+++ Supplied material

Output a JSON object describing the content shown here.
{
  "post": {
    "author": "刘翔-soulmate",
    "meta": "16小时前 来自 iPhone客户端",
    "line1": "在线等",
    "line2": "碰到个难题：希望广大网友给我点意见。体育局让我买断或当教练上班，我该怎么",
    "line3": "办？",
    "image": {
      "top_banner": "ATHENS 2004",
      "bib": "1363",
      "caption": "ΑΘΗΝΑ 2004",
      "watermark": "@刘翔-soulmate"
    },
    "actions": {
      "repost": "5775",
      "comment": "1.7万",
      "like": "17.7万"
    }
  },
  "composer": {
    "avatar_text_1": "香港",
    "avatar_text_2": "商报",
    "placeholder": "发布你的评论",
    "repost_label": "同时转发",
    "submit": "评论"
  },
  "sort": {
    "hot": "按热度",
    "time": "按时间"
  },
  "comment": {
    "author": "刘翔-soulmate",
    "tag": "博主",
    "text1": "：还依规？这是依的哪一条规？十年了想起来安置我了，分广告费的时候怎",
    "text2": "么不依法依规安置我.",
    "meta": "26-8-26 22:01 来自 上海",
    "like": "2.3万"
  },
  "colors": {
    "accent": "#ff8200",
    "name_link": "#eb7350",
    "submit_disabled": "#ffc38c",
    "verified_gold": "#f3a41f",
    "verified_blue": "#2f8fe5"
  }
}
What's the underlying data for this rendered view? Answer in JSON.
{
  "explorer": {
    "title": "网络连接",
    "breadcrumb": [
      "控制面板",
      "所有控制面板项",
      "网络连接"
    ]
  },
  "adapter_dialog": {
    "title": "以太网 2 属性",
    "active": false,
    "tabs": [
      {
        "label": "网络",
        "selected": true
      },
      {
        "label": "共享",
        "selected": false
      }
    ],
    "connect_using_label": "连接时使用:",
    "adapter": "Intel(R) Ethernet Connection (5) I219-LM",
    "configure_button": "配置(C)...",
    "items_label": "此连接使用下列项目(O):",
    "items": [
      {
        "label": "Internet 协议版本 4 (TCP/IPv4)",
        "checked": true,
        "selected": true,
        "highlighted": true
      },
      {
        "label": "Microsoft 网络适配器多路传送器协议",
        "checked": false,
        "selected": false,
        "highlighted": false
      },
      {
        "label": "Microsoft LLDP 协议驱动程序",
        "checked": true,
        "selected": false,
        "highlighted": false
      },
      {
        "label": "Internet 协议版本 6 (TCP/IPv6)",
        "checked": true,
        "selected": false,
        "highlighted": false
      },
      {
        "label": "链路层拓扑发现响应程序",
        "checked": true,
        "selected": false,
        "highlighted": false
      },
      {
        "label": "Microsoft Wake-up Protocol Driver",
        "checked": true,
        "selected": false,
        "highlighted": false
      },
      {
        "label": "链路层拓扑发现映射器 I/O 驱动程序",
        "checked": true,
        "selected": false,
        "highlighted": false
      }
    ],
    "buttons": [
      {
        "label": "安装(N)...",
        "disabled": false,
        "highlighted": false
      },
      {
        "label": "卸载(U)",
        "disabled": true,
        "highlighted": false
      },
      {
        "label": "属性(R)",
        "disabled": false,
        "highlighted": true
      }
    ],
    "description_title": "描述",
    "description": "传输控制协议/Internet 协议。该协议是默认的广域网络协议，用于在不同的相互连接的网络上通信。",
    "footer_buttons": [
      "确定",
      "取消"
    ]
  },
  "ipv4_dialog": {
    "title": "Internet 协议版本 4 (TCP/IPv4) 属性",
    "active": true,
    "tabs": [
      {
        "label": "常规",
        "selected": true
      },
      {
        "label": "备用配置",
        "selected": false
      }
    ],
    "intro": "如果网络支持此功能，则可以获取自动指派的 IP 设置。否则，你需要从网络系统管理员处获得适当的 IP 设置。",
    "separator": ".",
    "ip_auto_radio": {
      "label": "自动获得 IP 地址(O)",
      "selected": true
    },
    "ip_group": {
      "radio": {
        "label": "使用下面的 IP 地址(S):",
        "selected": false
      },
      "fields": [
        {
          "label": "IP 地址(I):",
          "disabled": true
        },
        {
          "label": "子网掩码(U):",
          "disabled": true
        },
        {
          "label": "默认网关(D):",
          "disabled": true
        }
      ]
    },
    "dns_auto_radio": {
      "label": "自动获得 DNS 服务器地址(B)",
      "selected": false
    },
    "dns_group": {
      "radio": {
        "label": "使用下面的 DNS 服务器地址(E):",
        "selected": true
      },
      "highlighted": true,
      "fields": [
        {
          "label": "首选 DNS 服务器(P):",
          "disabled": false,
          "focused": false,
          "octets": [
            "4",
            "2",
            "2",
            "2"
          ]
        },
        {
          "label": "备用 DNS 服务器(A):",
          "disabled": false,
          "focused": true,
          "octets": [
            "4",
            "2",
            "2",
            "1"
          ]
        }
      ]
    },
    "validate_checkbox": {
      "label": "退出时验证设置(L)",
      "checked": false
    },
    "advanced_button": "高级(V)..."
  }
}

++++++

What you should do: Extract all the material, leaving every line as it is.

Response to this exercise:
Output a JSON object describing the content shown here.
{
  "post": {
    "author": "刘翔-soulmate",
    "meta": "16小时前 来自 iPhone客户端",
    "line1": "在线等",
    "line2": "碰到个难题：希望广大网友给我点意见。体育局让我买断或当教练上班，我该怎么",
    "line3": "办？",
    "image": {
      "top_banner": "ATHENS 2004",
      "bib": "1363",
      "caption": "ΑΘΗΝΑ 2004",
      "watermark": "@刘翔-soulmate"
    },
    "actions": {
      "repost": "5775",
      "comment": "1.7万",
      "like": "17.7万"
    }
  },
  "composer": {
    "avatar_text_1": "香港",
    "avatar_text_2": "商报",
    "placeholder": "发布你的评论",
    "repost_label": "同时转发",
    "submit": "评论"
  },
  "sort": {
    "hot": "按热度",
    "time": "按时间"
  },
  "comment": {
    "author": "刘翔-soulmate",
    "tag": "博主",
    "text1": "：还依规？这是依的哪一条规？十年了想起来安置我了，分广告费的时候怎",
    "text2": "么不依法依规安置我.",
    "meta": "26-8-26 22:01 来自 上海",
    "like": "2.3万"
  },
  "colors": {
    "accent": "#ff8200",
    "name_link": "#eb7350",
    "submit_disabled": "#ffc38c",
    "verified_gold": "#f3a41f",
    "verified_blue": "#2f8fe5"
  }
}
What's the underlying data for this rendered view? Answer in JSON.
{
  "explorer": {
    "title": "网络连接",
    "breadcrumb": [
      "控制面板",
      "所有控制面板项",
      "网络连接"
    ]
  },
  "adapter_dialog": {
    "title": "以太网 2 属性",
    "active": false,
    "tabs": [
      {
        "label": "网络",
        "selected": true
      },
      {
        "label": "共享",
        "selected": false
      }
    ],
    "connect_using_label": "连接时使用:",
    "adapter": "Intel(R) Ethernet Connection (5) I219-LM",
    "configure_button": "配置(C)...",
    "items_label": "此连接使用下列项目(O):",
    "items": [
      {
        "label": "Internet 协议版本 4 (TCP/IPv4)",
        "checked": true,
        "selected": true,
        "highlighted": true
      },
      {
        "label": "Microsoft 网络适配器多路传送器协议",
        "checked": false,
        "selected": false,
        "highlighted": false
      },
      {
        "label": "Microsoft LLDP 协议驱动程序",
        "checked": true,
        "selected": false,
        "highlighted": false
      },
      {
        "label": "Internet 协议版本 6 (TCP/IPv6)",
        "checked": true,
        "selected": false,
        "highlighted": false
      },
      {
        "label": "链路层拓扑发现响应程序",
        "checked": true,
        "selected": false,
        "highlighted": false
      },
      {
        "label": "Microsoft Wake-up Protocol Driver",
        "checked": true,
        "selected": false,
        "highlighted": false
      },
      {
        "label": "链路层拓扑发现映射器 I/O 驱动程序",
        "checked": true,
        "selected": false,
        "highlighted": false
      }
    ],
    "buttons": [
      {
        "label": "安装(N)...",
        "disabled": false,
        "highlighted": false
      },
      {
        "label": "卸载(U)",
        "disabled": true,
        "highlighted": false
      },
      {
        "label": "属性(R)",
        "disabled": false,
        "highlighted": true
      }
    ],
    "description_title": "描述",
    "description": "传输控制协议/Internet 协议。该协议是默认的广域网络协议，用于在不同的相互连接的网络上通信。",
    "footer_buttons": [
      "确定",
      "取消"
    ]
  },
  "ipv4_dialog": {
    "title": "Internet 协议版本 4 (TCP/IPv4) 属性",
    "active": true,
    "tabs": [
      {
        "label": "常规",
        "selected": true
      },
      {
        "label": "备用配置",
        "selected": false
      }
    ],
    "intro": "如果网络支持此功能，则可以获取自动指派的 IP 设置。否则，你需要从网络系统管理员处获得适当的 IP 设置。",
    "separator": ".",
    "ip_auto_radio": {
      "label": "自动获得 IP 地址(O)",
      "selected": true
    },
    "ip_group": {
      "radio": {
        "label": "使用下面的 IP 地址(S):",
        "selected": false
      },
      "fields": [
        {
          "label": "IP 地址(I):",
          "disabled": true
        },
        {
          "label": "子网掩码(U):",
          "disabled": true
        },
        {
          "label": "默认网关(D):",
          "disabled": true
        }
      ]
    },
    "dns_auto_radio": {
      "label": "自动获得 DNS 服务器地址(B)",
      "selected": false
    },
    "dns_group": {
      "radio": {
        "label": "使用下面的 DNS 服务器地址(E):",
        "selected": true
      },
      "highlighted": true,
      "fields": [
        {
          "label": "首选 DNS 服务器(P):",
          "disabled": false,
          "focused": false,
          "octets": [
            "4",
            "2",
            "2",
            "2"
          ]
        },
        {
          "label": "备用 DNS 服务器(A):",
          "disabled": false,
          "focused": true,
          "octets": [
            "4",
            "2",
            "2",
            "1"
          ]
        }
      ]
    },
    "validate_checkbox": {
      "label": "退出时验证设置(L)",
      "checked": false
    },
    "advanced_button": "高级(V)..."
  }
}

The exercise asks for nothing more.